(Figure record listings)
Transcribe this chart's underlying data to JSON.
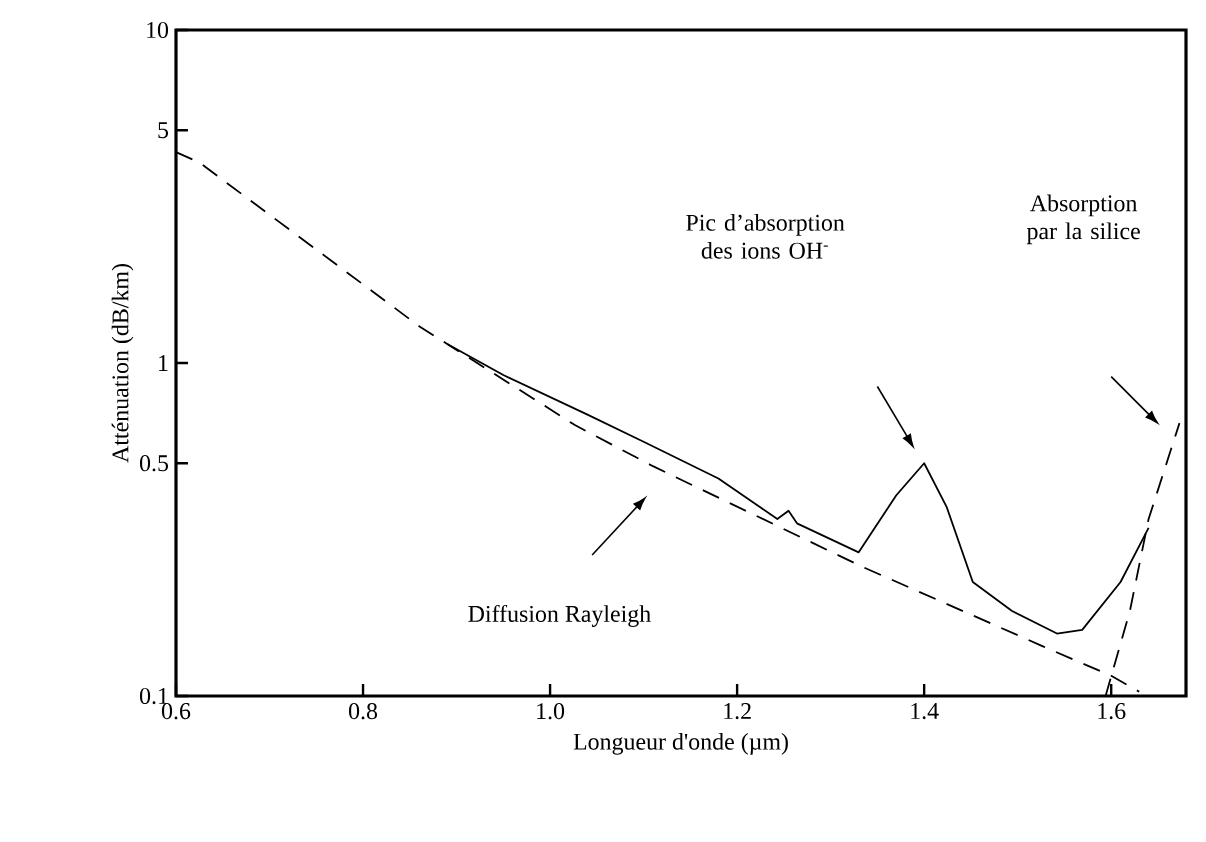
{
  "chart_data": {
    "type": "line",
    "xlabel": "Longueur d'onde (µm)",
    "ylabel": "Atténuation (dB/km)",
    "xlim": [
      0.6,
      1.68
    ],
    "ylim": [
      0.1,
      10
    ],
    "xticks": [
      {
        "value": 0.6,
        "label": "0.6"
      },
      {
        "value": 0.8,
        "label": "0.8"
      },
      {
        "value": 1.0,
        "label": "1.0"
      },
      {
        "value": 1.2,
        "label": "1.2"
      },
      {
        "value": 1.4,
        "label": "1.4"
      },
      {
        "value": 1.6,
        "label": "1.6"
      }
    ],
    "yticks": [
      0.1,
      0.5,
      1,
      5,
      10
    ],
    "log": "y",
    "grid": false,
    "marker": "none",
    "series": [
      {
        "color": "#000000",
        "line_style": "solid",
        "x": [
          0.89,
          0.95,
          1.04,
          1.1,
          1.18,
          1.243,
          1.255,
          1.264,
          1.33,
          1.37,
          1.4,
          1.424,
          1.452,
          1.494,
          1.542,
          1.569,
          1.61,
          1.64
        ],
        "values": [
          1.14,
          0.92,
          0.7,
          0.58,
          0.45,
          0.34,
          0.36,
          0.33,
          0.27,
          0.4,
          0.5,
          0.37,
          0.22,
          0.18,
          0.154,
          0.158,
          0.22,
          0.32
        ]
      },
      {
        "color": "#000000",
        "line_style": "dashed",
        "x": [
          0.6,
          0.625,
          0.86,
          1.027,
          1.11,
          1.333,
          1.527,
          1.6,
          1.63
        ],
        "values": [
          4.3,
          4.0,
          1.29,
          0.65,
          0.49,
          0.245,
          0.141,
          0.115,
          0.103
        ]
      },
      {
        "color": "#000000",
        "line_style": "dashed",
        "x": [
          1.594,
          1.62,
          1.64,
          1.673
        ],
        "values": [
          0.1,
          0.18,
          0.34,
          0.66
        ]
      }
    ],
    "annotations": [
      "Pic d’absorption des ions OH$^{-}$",
      "Absorption par la silice",
      "Diffusion Rayleigh"
    ]
  }
}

Aim - Repeat the listing in full and exactly. Leave any pictures out.

Solution to the exercise -
Transcribe this chart's underlying data to JSON.
{
  "chart_data": {
    "type": "line",
    "xlabel": "Longueur d'onde (µm)",
    "ylabel": "Atténuation (dB/km)",
    "xlim": [
      0.6,
      1.68
    ],
    "ylim": [
      0.1,
      10
    ],
    "xticks": [
      {
        "value": 0.6,
        "label": "0.6"
      },
      {
        "value": 0.8,
        "label": "0.8"
      },
      {
        "value": 1.0,
        "label": "1.0"
      },
      {
        "value": 1.2,
        "label": "1.2"
      },
      {
        "value": 1.4,
        "label": "1.4"
      },
      {
        "value": 1.6,
        "label": "1.6"
      }
    ],
    "yticks": [
      0.1,
      0.5,
      1,
      5,
      10
    ],
    "log": "y",
    "grid": false,
    "marker": "none",
    "series": [
      {
        "color": "#000000",
        "line_style": "solid",
        "x": [
          0.89,
          0.95,
          1.04,
          1.1,
          1.18,
          1.243,
          1.255,
          1.264,
          1.33,
          1.37,
          1.4,
          1.424,
          1.452,
          1.494,
          1.542,
          1.569,
          1.61,
          1.64
        ],
        "values": [
          1.14,
          0.92,
          0.7,
          0.58,
          0.45,
          0.34,
          0.36,
          0.33,
          0.27,
          0.4,
          0.5,
          0.37,
          0.22,
          0.18,
          0.154,
          0.158,
          0.22,
          0.32
        ]
      },
      {
        "color": "#000000",
        "line_style": "dashed",
        "x": [
          0.6,
          0.625,
          0.86,
          1.027,
          1.11,
          1.333,
          1.527,
          1.6,
          1.63
        ],
        "values": [
          4.3,
          4.0,
          1.29,
          0.65,
          0.49,
          0.245,
          0.141,
          0.115,
          0.103
        ]
      },
      {
        "color": "#000000",
        "line_style": "dashed",
        "x": [
          1.594,
          1.62,
          1.64,
          1.673
        ],
        "values": [
          0.1,
          0.18,
          0.34,
          0.66
        ]
      }
    ],
    "annotations": [
      "Pic d’absorption des ions OH$^{-}$",
      "Absorption par la silice",
      "Diffusion Rayleigh"
    ]
  }
}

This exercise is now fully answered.